Return the count of lines that mention "TradingView", with no other words.

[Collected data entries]
────────
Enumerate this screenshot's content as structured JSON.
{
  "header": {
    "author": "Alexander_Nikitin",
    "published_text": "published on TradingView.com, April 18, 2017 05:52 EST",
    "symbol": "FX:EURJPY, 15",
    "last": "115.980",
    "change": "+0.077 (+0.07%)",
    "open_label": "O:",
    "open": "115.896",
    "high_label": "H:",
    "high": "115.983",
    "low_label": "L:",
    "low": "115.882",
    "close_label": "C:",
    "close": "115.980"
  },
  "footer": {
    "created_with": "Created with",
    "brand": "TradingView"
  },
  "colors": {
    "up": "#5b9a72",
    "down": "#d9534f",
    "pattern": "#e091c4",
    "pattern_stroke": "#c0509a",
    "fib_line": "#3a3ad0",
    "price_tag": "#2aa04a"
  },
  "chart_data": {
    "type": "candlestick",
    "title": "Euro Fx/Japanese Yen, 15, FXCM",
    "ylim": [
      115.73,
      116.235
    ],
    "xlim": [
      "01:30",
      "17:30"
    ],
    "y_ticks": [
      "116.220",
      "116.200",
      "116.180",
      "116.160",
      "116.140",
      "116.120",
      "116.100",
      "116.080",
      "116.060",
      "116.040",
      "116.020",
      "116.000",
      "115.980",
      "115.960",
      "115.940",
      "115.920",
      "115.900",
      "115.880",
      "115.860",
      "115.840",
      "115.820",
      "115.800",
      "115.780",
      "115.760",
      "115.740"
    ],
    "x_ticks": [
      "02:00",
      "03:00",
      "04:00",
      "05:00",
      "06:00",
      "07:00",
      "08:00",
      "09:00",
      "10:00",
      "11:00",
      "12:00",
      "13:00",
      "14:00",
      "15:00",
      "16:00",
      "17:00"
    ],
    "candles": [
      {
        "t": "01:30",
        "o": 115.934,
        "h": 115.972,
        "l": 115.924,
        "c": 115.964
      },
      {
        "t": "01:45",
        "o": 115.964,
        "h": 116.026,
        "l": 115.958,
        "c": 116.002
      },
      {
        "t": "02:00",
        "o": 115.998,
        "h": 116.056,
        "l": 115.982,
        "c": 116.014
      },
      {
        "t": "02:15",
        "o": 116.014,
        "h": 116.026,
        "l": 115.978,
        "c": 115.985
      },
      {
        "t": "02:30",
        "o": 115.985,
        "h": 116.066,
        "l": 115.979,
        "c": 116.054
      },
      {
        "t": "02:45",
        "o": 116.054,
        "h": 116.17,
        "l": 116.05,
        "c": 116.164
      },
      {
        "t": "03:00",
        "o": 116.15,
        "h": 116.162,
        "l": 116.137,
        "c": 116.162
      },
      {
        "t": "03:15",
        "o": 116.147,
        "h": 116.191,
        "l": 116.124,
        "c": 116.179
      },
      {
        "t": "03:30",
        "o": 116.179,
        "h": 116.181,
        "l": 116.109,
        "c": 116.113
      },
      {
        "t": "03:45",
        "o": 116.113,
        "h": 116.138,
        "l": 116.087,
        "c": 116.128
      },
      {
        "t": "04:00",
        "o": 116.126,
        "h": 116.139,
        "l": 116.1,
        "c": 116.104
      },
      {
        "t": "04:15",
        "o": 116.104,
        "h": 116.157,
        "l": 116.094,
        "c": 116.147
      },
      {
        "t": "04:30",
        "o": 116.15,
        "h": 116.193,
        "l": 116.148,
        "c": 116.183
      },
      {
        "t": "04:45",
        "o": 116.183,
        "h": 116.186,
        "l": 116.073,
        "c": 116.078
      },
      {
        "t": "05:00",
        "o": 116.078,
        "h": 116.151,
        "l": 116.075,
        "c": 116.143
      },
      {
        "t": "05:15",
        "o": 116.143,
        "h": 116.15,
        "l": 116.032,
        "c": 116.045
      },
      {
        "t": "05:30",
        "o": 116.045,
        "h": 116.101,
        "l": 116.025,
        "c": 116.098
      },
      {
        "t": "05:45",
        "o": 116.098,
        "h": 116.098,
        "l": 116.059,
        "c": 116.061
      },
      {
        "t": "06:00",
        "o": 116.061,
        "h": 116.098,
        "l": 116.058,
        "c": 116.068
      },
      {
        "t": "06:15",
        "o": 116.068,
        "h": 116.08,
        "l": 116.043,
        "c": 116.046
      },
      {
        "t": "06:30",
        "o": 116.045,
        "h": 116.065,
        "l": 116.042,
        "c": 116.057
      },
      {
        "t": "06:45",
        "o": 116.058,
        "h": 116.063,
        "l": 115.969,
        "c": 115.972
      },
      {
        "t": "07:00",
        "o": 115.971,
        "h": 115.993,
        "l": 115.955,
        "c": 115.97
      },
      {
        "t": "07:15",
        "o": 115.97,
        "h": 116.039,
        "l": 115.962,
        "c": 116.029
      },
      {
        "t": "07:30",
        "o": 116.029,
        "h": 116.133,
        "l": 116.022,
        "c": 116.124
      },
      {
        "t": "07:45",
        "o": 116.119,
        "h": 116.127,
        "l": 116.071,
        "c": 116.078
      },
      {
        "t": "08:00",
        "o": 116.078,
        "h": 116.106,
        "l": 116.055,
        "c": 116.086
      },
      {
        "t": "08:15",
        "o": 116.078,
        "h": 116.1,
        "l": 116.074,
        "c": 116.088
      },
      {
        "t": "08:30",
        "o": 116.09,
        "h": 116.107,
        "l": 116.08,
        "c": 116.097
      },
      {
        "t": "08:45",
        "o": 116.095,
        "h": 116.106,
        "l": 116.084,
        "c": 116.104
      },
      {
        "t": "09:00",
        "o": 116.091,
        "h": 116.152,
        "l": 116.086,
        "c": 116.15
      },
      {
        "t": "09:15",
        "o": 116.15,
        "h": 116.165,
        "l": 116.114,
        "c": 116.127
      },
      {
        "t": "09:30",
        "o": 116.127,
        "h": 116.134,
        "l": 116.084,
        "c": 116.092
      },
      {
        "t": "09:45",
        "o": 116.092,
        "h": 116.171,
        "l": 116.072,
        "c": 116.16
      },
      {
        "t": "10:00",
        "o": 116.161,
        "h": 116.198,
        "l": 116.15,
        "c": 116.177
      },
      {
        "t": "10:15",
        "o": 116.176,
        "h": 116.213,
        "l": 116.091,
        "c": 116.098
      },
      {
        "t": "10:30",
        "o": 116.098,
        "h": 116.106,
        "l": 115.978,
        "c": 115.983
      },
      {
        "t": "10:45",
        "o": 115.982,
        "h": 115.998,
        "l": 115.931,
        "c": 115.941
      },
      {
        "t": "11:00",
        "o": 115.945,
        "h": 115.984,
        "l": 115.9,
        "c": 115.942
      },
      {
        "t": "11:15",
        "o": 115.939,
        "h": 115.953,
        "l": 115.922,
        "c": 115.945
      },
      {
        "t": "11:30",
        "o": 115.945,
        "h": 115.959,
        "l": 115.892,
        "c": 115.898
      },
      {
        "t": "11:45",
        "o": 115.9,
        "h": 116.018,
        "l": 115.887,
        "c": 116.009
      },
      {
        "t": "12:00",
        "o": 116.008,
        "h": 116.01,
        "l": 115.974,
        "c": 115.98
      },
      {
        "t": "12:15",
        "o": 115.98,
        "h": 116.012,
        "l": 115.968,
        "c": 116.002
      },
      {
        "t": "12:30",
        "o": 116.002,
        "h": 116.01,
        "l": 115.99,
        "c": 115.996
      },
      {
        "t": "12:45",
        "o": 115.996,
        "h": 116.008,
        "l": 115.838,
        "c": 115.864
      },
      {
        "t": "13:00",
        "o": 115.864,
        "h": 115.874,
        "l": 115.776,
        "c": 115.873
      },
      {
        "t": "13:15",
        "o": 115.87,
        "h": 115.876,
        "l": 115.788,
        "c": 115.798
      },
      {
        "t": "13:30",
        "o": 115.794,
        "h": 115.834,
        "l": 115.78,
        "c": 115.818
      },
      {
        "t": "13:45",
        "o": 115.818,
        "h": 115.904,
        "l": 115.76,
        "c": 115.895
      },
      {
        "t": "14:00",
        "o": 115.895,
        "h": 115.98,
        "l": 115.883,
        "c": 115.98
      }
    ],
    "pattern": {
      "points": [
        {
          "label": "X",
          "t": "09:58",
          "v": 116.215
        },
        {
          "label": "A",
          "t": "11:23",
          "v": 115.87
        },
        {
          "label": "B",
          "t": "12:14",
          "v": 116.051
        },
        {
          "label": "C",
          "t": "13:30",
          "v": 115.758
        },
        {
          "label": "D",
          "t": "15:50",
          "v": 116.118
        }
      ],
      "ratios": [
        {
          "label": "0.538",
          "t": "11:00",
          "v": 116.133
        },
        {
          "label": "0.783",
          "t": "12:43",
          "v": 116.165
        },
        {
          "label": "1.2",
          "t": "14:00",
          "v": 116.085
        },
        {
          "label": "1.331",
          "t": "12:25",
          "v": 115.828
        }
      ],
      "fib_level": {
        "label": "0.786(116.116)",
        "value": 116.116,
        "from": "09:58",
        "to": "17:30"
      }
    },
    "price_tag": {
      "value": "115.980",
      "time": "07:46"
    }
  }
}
────────
SOLUTION:
2